The composite broker role is handled by a Java service named circonus-ernie. This process listens on ports 43191 and 8092. Port 43191 is connected to by stratcons and web servers to collect composite data and configure the checks. Port 8092 is a web REST port that exposes internal metrics such as events seen, rules processed, and troubleshooting for rules and composite data.

Logs reside in /var/log/circonus. The current log files are:

  • ernie.log
  • ernie-fire.log
  • ernie-debug.log

The ernie-fire and ernie-debug logs are sometimes used to help Support determine the state of the system should a problem arise. The fire logs show state transitions for metrics between “alert” and “cleared” statuses. The debug log currently shows how long it took to process a given metric.

The REST server has 3 major endoints:

  • http://<HOST>:8092/resmon shows an overview of internal data and is used by Circonus to help monitor itself. The core section shows uptime, leadership status, and CPU time. “Faultrules” shows how many rules have been processed since the service has been up, and “firehose” shows how many messages have passed through the system.

☆ ☆ ☆ ☆

### [List of tasks]
[1] Set down the listing from its first line through the line containing "- y-tick-label: 25: [38, 534, 66, 562]", both ends included, reproducing each line character for character.
[2] Write the next part of the excerpt on the circonus-ernie composite broker, picking up right after its last sentence.
The listing that follows is unrelated to the excerpt about the circonus-ernie composite broker.

☆ ☆ ☆ ☆

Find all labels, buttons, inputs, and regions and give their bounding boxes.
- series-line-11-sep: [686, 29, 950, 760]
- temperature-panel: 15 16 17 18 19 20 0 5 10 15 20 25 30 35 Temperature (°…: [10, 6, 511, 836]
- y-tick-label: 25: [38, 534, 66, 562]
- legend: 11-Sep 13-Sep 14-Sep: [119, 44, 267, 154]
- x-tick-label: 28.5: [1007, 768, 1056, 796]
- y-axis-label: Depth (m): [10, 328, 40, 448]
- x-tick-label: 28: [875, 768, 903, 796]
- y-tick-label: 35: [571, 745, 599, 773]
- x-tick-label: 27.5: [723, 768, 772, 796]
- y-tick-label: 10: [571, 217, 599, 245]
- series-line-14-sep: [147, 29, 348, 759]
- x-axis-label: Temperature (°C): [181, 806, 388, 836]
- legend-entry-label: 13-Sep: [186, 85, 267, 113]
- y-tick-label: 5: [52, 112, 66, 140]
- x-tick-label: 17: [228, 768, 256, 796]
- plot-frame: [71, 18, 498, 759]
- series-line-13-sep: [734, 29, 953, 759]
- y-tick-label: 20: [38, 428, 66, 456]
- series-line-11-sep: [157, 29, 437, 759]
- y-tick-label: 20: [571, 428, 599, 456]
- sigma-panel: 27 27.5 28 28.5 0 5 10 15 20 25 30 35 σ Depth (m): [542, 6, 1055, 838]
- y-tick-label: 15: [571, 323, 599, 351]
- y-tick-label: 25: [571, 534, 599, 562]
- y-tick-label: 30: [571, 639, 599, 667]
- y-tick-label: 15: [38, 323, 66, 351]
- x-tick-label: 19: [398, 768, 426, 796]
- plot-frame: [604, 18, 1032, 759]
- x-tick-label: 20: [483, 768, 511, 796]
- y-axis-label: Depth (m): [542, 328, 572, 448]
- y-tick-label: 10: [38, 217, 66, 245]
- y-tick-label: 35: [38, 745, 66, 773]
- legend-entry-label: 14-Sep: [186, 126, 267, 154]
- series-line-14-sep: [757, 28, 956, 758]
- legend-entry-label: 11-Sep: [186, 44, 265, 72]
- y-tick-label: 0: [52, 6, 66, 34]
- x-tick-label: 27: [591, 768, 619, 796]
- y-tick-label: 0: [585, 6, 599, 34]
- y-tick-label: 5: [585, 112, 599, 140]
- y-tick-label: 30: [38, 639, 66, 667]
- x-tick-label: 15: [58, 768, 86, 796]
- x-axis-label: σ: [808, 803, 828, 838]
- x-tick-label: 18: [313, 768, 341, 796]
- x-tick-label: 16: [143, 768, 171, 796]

☆ ☆ ☆ ☆

### [Answers]
[1]
Find all labels, buttons, inputs, and regions and give their bounding boxes.
- series-line-11-sep: [686, 29, 950, 760]
- temperature-panel: 15 16 17 18 19 20 0 5 10 15 20 25 30 35 Temperature (°…: [10, 6, 511, 836]
- y-tick-label: 25: [38, 534, 66, 562]

[2]
  • http://<HOST>:8092/admin/rules/<account_id>/<check_uuid>/<metric_name> shows the currently defined rulesets for a given metric. To determine the account_id, visit the admin interface and search for the account in question. For the check_uuid, run the following command in the web database using the ID from the URL in the web UI:

select check_uuid from circonus.checks where check_id = <ID>;
  • http://<HOST>:8092/composite/<check_uuid> gives a breakdown of the composite equation and what the current value is. As with the check_uuid in the previous step, the composite UUID can be gathered with the same query using the ID from the web UI.

Fault Detection PKI Files

  • /opt/circonus/etc/ernie/ca.crt
  • /opt/circonus/etc/ernie/ernie.crt
  • /opt/circonus/etc/ernie/ernie.key

Note:

Java does not make use of the individual files directly; instead it uses the “keystore” file. If this file does not exist, refer to the install manual and rerun run-hooper on this node.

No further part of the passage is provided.